● EXTRACTED MATERIAL:
************

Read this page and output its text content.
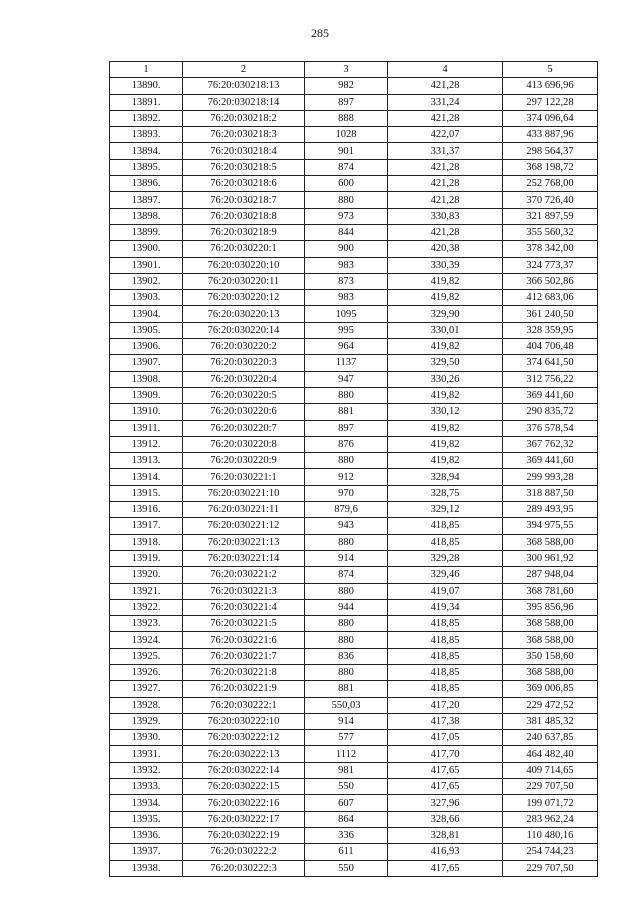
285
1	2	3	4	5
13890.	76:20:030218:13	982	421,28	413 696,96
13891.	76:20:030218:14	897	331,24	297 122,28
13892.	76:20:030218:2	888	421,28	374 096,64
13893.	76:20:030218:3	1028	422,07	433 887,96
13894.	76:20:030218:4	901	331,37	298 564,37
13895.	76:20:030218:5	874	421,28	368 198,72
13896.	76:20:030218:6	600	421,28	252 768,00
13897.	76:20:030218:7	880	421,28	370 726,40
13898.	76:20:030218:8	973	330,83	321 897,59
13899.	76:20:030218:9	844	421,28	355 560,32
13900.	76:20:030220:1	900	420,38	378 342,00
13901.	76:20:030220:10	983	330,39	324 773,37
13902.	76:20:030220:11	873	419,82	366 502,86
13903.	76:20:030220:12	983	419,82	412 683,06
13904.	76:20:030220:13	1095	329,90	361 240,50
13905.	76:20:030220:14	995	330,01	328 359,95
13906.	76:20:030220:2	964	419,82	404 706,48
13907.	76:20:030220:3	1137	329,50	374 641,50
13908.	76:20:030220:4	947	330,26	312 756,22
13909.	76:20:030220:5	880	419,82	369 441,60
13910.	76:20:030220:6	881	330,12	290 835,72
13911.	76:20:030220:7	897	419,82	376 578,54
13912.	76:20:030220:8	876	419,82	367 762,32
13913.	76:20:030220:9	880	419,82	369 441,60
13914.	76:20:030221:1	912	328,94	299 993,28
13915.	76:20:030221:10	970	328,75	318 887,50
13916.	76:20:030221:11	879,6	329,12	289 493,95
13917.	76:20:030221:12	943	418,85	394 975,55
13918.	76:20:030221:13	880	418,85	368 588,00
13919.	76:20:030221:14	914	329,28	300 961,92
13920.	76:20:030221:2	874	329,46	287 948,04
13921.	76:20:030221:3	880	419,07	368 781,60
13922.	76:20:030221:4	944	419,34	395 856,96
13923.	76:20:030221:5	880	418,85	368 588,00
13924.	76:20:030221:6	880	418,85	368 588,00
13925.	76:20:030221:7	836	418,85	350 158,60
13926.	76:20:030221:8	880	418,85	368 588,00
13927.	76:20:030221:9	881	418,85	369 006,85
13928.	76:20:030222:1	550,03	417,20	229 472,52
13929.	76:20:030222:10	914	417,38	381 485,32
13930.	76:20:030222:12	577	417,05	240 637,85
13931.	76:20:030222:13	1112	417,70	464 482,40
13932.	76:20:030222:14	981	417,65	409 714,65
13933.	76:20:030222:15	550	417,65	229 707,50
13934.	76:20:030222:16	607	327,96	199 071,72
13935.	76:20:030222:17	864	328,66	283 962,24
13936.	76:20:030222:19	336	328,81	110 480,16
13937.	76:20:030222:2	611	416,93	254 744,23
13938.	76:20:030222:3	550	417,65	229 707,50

************

Using the records above, output their complete text exactly, minus any images.

Read this page and output its text content.
285
1	2	3	4	5
13890.	76:20:030218:13	982	421,28	413 696,96
13891.	76:20:030218:14	897	331,24	297 122,28
13892.	76:20:030218:2	888	421,28	374 096,64
13893.	76:20:030218:3	1028	422,07	433 887,96
13894.	76:20:030218:4	901	331,37	298 564,37
13895.	76:20:030218:5	874	421,28	368 198,72
13896.	76:20:030218:6	600	421,28	252 768,00
13897.	76:20:030218:7	880	421,28	370 726,40
13898.	76:20:030218:8	973	330,83	321 897,59
13899.	76:20:030218:9	844	421,28	355 560,32
13900.	76:20:030220:1	900	420,38	378 342,00
13901.	76:20:030220:10	983	330,39	324 773,37
13902.	76:20:030220:11	873	419,82	366 502,86
13903.	76:20:030220:12	983	419,82	412 683,06
13904.	76:20:030220:13	1095	329,90	361 240,50
13905.	76:20:030220:14	995	330,01	328 359,95
13906.	76:20:030220:2	964	419,82	404 706,48
13907.	76:20:030220:3	1137	329,50	374 641,50
13908.	76:20:030220:4	947	330,26	312 756,22
13909.	76:20:030220:5	880	419,82	369 441,60
13910.	76:20:030220:6	881	330,12	290 835,72
13911.	76:20:030220:7	897	419,82	376 578,54
13912.	76:20:030220:8	876	419,82	367 762,32
13913.	76:20:030220:9	880	419,82	369 441,60
13914.	76:20:030221:1	912	328,94	299 993,28
13915.	76:20:030221:10	970	328,75	318 887,50
13916.	76:20:030221:11	879,6	329,12	289 493,95
13917.	76:20:030221:12	943	418,85	394 975,55
13918.	76:20:030221:13	880	418,85	368 588,00
13919.	76:20:030221:14	914	329,28	300 961,92
13920.	76:20:030221:2	874	329,46	287 948,04
13921.	76:20:030221:3	880	419,07	368 781,60
13922.	76:20:030221:4	944	419,34	395 856,96
13923.	76:20:030221:5	880	418,85	368 588,00
13924.	76:20:030221:6	880	418,85	368 588,00
13925.	76:20:030221:7	836	418,85	350 158,60
13926.	76:20:030221:8	880	418,85	368 588,00
13927.	76:20:030221:9	881	418,85	369 006,85
13928.	76:20:030222:1	550,03	417,20	229 472,52
13929.	76:20:030222:10	914	417,38	381 485,32
13930.	76:20:030222:12	577	417,05	240 637,85
13931.	76:20:030222:13	1112	417,70	464 482,40
13932.	76:20:030222:14	981	417,65	409 714,65
13933.	76:20:030222:15	550	417,65	229 707,50
13934.	76:20:030222:16	607	327,96	199 071,72
13935.	76:20:030222:17	864	328,66	283 962,24
13936.	76:20:030222:19	336	328,81	110 480,16
13937.	76:20:030222:2	611	416,93	254 744,23
13938.	76:20:030222:3	550	417,65	229 707,50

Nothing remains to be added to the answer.